Rows from a figure dataset:
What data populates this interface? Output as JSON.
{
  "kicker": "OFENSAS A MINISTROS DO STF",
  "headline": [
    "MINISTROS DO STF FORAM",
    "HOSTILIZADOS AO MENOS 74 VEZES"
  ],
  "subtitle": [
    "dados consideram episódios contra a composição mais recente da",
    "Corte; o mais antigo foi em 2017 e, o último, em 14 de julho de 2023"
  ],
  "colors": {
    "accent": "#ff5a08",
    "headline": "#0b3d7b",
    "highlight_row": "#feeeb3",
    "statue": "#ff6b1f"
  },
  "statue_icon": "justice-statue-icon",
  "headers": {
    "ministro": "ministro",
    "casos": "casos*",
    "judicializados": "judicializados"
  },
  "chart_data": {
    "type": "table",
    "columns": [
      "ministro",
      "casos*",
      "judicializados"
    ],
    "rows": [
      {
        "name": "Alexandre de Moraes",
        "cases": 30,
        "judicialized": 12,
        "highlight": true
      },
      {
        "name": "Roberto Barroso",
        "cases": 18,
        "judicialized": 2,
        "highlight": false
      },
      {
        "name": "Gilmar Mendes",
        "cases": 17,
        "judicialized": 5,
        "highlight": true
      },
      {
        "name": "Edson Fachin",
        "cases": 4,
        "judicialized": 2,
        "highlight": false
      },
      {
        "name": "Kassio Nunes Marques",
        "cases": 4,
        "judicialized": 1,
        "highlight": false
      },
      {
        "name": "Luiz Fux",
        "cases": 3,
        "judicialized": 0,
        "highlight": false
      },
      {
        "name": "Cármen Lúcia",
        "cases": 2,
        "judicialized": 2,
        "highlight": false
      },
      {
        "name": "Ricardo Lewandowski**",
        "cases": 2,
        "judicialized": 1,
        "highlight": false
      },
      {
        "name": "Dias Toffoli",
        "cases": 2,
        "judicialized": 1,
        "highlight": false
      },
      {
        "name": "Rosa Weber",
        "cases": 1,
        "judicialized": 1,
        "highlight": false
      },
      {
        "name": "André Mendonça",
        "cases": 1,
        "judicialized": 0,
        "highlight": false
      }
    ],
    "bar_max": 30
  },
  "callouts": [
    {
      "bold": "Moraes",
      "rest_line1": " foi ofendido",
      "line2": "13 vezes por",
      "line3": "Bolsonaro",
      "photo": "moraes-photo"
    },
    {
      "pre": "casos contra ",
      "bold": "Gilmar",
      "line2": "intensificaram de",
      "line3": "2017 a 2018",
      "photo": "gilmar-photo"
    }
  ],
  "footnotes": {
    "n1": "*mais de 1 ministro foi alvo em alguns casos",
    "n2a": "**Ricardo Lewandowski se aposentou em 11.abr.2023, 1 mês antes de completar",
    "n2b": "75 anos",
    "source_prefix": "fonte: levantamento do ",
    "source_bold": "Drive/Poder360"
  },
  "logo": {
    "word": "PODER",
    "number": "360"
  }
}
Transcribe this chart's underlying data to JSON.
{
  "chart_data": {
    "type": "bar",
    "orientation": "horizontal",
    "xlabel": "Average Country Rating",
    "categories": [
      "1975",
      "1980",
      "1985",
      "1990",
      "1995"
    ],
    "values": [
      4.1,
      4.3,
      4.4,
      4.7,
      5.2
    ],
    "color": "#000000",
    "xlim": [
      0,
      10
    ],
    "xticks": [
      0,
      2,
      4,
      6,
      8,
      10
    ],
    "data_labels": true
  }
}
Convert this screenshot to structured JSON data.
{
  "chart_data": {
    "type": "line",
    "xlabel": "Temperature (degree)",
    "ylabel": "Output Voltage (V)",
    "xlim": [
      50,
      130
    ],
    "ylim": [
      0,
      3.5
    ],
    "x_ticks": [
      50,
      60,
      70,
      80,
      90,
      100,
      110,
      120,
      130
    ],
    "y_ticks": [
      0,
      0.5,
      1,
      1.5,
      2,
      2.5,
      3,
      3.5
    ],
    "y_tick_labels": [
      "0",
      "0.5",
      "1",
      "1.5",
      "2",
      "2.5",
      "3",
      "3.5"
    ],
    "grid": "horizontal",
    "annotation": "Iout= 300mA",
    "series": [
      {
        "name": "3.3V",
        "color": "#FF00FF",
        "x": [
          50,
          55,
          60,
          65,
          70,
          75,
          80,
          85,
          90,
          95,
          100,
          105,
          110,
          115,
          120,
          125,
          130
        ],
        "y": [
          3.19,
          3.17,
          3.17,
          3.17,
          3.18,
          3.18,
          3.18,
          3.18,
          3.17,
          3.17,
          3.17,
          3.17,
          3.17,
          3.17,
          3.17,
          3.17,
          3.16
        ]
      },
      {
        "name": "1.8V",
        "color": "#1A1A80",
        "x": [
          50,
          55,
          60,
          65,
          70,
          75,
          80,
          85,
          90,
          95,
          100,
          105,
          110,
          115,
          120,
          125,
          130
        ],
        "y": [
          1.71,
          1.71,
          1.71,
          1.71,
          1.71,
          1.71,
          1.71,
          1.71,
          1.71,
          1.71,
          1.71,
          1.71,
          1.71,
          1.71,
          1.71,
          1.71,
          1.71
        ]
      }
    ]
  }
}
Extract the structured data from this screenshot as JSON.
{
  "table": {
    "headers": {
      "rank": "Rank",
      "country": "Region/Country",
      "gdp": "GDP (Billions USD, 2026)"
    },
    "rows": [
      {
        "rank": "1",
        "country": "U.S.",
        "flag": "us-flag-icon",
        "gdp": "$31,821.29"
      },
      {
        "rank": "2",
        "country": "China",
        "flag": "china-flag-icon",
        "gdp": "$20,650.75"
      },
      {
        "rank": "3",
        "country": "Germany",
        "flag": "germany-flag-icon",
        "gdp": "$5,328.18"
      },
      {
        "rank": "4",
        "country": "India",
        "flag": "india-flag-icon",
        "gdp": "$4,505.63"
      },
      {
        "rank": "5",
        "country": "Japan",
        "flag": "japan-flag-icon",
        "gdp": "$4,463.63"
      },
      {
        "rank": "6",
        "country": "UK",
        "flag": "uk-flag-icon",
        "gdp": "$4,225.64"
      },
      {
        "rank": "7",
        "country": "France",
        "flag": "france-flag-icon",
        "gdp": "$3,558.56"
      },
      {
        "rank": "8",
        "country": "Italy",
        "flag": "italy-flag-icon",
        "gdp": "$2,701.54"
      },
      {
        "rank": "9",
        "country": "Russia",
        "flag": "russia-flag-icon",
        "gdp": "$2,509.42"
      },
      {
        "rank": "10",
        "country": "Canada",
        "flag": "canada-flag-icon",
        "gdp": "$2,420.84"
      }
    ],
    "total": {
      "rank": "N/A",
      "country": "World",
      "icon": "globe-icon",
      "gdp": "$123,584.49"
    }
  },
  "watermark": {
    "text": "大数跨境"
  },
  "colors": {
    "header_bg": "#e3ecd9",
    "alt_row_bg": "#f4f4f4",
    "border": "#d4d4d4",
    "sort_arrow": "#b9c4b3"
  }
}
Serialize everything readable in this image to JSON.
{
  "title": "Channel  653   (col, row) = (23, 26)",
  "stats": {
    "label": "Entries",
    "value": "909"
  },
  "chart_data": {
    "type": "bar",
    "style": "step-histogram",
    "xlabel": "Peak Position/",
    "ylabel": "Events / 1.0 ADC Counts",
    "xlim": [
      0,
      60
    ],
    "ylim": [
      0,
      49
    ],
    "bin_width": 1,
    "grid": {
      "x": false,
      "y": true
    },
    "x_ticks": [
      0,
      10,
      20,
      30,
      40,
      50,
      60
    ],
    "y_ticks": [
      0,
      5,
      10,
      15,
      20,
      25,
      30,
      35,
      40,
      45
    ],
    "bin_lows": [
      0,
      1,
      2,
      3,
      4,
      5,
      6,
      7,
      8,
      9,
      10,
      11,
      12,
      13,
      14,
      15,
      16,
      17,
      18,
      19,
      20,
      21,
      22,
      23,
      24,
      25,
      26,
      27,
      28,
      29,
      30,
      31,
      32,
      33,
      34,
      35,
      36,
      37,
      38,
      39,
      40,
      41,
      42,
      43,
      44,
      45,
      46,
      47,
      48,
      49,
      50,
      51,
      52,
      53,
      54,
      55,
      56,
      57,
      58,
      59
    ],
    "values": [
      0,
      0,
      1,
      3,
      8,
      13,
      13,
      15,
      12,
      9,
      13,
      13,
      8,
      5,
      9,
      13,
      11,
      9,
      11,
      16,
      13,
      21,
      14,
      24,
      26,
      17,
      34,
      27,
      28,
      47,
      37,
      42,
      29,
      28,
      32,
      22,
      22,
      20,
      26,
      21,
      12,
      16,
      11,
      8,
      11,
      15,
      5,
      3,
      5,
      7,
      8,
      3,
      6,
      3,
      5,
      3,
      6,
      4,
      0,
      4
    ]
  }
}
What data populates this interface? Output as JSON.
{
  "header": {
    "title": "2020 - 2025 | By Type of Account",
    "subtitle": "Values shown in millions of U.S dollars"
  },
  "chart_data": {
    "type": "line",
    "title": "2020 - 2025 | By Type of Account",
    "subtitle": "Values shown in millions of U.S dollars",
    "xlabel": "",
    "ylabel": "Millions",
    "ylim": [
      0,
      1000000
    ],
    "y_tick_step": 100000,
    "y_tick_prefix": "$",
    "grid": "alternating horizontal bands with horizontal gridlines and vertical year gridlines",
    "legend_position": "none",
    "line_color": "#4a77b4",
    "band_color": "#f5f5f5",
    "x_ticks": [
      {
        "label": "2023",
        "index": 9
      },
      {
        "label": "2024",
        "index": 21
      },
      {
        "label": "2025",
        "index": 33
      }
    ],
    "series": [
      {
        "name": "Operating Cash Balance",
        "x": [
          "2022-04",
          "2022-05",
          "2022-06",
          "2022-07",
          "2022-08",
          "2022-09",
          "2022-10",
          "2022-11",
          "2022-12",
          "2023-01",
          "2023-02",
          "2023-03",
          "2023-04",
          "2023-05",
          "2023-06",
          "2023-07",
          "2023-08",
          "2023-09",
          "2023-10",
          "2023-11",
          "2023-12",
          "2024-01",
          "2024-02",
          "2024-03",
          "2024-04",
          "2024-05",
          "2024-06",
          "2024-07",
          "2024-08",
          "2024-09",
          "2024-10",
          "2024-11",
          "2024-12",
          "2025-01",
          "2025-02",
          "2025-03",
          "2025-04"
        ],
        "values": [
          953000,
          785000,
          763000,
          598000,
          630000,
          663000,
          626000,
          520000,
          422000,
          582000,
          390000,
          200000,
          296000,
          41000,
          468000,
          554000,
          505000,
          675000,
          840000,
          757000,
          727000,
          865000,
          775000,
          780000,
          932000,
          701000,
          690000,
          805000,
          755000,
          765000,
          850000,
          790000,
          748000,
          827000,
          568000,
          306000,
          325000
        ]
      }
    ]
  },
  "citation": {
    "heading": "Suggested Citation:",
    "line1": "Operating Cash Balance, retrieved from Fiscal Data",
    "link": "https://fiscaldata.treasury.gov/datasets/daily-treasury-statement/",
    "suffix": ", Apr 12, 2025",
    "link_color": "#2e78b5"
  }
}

• [Short exercise]
Reply with one number only: the count of lines in the entries that contain "judicializados".

• [Output for this task]
2